Data for processing.
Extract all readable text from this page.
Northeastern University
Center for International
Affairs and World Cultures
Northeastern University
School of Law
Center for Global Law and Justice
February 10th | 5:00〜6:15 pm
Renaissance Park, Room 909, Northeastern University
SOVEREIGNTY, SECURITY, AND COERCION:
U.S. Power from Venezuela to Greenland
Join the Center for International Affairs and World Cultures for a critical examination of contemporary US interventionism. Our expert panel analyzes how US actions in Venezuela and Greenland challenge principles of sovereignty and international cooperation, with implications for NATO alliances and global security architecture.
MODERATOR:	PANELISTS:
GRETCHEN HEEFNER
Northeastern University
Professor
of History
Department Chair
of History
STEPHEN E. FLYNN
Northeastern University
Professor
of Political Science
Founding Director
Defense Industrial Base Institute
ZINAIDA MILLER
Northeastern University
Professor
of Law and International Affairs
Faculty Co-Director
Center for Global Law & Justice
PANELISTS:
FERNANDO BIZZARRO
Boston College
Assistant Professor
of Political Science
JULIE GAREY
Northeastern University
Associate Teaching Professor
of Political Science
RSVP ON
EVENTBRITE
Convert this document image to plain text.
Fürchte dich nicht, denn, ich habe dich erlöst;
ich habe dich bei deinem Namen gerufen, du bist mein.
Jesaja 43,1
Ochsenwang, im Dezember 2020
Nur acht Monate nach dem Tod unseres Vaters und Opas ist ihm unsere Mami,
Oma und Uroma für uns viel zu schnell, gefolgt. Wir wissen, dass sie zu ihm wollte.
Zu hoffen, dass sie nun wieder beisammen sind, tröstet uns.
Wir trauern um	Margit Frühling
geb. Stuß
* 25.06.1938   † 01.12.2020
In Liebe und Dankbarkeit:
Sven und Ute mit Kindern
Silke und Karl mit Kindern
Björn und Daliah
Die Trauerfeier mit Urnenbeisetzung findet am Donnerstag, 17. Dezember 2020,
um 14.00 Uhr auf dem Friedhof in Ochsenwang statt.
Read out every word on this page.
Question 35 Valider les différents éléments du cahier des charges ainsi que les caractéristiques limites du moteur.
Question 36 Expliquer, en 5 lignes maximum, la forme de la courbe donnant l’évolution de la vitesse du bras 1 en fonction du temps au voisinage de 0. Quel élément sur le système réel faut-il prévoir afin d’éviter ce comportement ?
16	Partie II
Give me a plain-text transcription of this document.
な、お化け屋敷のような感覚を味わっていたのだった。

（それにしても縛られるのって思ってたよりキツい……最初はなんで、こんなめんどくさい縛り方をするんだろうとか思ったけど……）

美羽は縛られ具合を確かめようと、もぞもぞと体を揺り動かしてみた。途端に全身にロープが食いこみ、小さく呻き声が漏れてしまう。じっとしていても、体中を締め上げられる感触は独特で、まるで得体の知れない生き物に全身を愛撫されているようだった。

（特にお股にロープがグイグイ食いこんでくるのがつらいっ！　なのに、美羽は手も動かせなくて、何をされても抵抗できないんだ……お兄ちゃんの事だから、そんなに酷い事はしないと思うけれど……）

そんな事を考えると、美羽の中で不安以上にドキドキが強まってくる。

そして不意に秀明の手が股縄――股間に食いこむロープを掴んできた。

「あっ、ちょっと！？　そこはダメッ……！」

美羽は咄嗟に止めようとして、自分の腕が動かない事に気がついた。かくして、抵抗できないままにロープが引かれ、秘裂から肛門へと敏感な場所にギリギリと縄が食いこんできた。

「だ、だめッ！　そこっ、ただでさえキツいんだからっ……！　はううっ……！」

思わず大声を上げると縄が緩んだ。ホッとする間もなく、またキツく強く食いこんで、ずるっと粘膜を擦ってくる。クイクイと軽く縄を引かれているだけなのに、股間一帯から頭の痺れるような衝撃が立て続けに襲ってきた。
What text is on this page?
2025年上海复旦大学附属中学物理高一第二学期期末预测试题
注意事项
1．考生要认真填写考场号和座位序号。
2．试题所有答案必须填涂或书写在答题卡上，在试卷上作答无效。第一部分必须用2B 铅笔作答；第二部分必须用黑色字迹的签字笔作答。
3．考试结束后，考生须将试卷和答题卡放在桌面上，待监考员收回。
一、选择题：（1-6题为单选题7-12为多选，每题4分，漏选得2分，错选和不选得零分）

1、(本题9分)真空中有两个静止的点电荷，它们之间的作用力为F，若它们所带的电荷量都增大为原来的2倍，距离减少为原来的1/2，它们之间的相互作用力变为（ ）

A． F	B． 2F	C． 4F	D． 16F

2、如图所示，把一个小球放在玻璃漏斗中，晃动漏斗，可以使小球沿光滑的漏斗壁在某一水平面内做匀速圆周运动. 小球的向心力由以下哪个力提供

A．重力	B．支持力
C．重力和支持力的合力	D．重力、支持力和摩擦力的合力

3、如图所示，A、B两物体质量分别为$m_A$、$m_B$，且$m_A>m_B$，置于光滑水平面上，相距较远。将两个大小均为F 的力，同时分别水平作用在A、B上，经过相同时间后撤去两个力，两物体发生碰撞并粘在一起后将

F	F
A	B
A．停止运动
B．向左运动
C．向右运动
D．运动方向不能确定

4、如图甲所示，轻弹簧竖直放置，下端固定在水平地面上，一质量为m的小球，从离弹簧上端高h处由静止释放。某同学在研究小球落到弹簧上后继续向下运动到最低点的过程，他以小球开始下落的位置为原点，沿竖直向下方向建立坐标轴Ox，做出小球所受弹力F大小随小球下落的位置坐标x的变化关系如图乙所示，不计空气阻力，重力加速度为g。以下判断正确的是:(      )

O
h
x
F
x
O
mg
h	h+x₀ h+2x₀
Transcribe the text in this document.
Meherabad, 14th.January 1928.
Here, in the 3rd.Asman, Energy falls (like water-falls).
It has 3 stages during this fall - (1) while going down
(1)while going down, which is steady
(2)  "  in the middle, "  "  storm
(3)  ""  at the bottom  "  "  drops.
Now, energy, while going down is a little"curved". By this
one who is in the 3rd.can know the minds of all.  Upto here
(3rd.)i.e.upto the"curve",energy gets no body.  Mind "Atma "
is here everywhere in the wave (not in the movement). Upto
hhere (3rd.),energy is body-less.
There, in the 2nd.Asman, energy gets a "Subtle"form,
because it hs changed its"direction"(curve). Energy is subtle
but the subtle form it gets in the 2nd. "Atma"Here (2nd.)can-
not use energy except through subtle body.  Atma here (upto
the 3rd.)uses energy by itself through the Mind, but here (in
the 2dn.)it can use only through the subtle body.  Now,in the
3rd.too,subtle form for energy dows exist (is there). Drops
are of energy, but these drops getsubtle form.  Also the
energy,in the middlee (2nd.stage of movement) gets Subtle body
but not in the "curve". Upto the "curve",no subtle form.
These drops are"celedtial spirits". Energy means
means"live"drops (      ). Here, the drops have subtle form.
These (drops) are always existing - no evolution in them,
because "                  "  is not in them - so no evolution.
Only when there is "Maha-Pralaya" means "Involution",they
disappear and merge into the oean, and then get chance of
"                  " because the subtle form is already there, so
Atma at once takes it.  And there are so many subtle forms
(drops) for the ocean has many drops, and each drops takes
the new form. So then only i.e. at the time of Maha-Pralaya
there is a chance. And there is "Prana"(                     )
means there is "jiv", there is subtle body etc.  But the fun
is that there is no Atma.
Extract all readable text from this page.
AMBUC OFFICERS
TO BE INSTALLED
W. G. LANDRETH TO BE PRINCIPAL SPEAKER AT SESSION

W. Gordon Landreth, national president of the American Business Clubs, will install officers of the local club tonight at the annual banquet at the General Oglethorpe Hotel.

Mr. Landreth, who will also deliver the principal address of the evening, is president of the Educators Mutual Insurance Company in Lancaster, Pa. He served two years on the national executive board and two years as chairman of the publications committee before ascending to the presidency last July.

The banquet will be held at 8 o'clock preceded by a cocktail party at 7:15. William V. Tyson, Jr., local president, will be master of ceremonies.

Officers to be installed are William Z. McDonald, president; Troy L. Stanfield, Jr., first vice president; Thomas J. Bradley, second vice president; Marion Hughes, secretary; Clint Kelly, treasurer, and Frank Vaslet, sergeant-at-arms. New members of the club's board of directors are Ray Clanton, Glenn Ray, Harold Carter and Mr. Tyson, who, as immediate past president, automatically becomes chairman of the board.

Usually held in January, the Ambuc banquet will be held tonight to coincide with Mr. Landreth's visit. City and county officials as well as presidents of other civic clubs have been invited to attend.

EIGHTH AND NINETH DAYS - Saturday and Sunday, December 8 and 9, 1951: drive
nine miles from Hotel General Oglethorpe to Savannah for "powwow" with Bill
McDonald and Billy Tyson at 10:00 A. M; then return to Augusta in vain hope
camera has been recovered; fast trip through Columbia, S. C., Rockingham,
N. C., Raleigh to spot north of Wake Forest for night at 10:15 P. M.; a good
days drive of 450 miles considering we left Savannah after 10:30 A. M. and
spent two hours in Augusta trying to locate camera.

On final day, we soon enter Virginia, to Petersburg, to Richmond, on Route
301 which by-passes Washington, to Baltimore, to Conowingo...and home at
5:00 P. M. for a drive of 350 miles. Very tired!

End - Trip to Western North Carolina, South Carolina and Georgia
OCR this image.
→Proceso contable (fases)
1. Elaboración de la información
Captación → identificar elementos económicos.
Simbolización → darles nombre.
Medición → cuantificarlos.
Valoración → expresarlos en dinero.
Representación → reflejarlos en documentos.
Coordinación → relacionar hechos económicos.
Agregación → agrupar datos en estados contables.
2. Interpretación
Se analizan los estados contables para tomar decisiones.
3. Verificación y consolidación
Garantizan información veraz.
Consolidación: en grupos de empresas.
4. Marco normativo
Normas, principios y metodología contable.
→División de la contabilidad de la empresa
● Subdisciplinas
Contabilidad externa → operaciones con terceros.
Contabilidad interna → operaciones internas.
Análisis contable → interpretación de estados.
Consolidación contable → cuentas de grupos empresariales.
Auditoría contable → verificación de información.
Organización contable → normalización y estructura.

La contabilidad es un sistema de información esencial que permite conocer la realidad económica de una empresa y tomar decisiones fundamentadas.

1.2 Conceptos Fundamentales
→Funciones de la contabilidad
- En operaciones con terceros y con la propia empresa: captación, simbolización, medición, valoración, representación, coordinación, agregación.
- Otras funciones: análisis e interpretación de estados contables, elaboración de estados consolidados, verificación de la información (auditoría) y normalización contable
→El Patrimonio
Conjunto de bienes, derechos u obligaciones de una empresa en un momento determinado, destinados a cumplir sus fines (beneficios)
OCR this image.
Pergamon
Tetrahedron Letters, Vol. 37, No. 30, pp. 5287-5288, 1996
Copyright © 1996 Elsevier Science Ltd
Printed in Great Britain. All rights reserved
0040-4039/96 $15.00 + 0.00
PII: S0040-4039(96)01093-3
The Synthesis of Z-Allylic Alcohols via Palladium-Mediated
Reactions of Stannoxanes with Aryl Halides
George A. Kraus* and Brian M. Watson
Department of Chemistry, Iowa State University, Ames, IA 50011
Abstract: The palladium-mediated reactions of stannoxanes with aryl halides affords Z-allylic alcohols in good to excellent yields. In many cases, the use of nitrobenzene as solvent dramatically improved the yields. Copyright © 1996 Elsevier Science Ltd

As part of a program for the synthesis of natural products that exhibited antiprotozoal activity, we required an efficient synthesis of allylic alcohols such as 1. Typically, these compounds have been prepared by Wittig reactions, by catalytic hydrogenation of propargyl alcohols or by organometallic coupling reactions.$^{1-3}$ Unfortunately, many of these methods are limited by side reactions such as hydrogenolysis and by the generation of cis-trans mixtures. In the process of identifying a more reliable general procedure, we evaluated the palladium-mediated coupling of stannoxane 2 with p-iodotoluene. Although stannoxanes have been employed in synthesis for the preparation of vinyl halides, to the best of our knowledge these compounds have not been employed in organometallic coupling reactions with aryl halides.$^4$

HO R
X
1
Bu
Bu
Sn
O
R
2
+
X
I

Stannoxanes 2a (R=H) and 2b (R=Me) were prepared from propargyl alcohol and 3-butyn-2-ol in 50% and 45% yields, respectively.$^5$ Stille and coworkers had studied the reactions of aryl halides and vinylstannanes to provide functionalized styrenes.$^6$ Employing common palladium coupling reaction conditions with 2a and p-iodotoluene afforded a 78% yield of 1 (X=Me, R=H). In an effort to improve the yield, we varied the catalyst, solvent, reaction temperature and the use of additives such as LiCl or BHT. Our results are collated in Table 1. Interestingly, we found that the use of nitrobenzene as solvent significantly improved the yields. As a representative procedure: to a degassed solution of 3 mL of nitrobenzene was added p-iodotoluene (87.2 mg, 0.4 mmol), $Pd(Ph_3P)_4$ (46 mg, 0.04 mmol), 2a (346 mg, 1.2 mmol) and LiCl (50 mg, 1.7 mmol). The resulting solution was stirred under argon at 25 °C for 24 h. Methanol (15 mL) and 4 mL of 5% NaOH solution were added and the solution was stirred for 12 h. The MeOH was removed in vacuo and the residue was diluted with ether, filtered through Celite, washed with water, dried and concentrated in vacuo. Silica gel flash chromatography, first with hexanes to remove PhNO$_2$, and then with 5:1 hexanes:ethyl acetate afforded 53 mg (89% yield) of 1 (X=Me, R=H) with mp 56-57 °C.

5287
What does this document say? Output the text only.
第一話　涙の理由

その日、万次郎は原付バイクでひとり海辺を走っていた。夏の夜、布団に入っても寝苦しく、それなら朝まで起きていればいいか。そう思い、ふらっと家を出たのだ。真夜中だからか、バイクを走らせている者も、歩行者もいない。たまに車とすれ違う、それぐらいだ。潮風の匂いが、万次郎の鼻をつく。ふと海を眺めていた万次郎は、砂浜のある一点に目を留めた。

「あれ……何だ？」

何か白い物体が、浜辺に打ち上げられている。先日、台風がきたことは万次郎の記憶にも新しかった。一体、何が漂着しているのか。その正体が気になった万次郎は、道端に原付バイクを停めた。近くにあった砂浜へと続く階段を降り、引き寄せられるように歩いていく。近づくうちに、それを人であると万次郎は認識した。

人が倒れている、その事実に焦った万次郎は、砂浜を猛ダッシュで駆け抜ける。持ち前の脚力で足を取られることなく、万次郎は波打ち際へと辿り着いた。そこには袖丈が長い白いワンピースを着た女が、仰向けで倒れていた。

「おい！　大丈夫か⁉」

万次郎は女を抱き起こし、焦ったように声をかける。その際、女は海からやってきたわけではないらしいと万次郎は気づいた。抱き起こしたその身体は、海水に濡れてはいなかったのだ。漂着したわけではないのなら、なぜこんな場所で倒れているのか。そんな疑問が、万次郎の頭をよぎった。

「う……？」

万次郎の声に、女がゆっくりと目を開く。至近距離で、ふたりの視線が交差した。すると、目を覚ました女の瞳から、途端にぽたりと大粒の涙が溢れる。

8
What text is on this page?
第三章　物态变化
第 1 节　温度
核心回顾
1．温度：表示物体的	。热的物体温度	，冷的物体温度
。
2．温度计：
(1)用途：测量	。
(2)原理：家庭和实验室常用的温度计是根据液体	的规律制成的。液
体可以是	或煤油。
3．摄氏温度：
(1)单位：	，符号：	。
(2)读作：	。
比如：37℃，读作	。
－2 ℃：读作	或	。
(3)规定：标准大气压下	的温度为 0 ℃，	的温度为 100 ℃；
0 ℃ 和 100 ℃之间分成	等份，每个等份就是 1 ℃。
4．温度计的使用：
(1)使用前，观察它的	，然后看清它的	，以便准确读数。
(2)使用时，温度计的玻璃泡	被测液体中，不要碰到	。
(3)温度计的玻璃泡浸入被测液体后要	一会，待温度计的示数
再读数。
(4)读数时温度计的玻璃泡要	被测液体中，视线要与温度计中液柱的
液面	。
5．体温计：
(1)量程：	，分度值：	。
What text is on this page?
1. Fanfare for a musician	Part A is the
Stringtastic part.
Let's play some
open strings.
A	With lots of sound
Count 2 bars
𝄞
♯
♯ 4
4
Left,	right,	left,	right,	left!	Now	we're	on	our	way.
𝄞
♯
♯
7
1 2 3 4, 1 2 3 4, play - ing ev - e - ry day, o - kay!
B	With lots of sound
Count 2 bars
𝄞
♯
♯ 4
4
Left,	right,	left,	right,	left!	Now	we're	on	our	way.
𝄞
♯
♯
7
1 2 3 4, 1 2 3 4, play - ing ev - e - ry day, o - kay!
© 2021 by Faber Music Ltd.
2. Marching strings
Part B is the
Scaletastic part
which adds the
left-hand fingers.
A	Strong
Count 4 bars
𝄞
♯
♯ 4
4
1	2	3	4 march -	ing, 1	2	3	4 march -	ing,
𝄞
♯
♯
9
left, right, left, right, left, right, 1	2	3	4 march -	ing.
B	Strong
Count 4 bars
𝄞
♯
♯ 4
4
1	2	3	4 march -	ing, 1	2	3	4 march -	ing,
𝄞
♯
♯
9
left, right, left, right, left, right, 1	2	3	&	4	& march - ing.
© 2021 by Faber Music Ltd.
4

The request. Select from the material above each line in which the string "body" appears, and list those lines.

Task answer.
(3rd.)i.e.upto the"curve",energy gets no body.  Mind "Atma "
hhere (3rd.),energy is body-less.
not use energy except through subtle body.  Atma here (upto
the 2dn.)it can use only through the subtle body.  Now,in the
energy,in the middlee (2nd.stage of movement) gets Subtle body
means there is "jiv", there is subtle body etc.  But the fun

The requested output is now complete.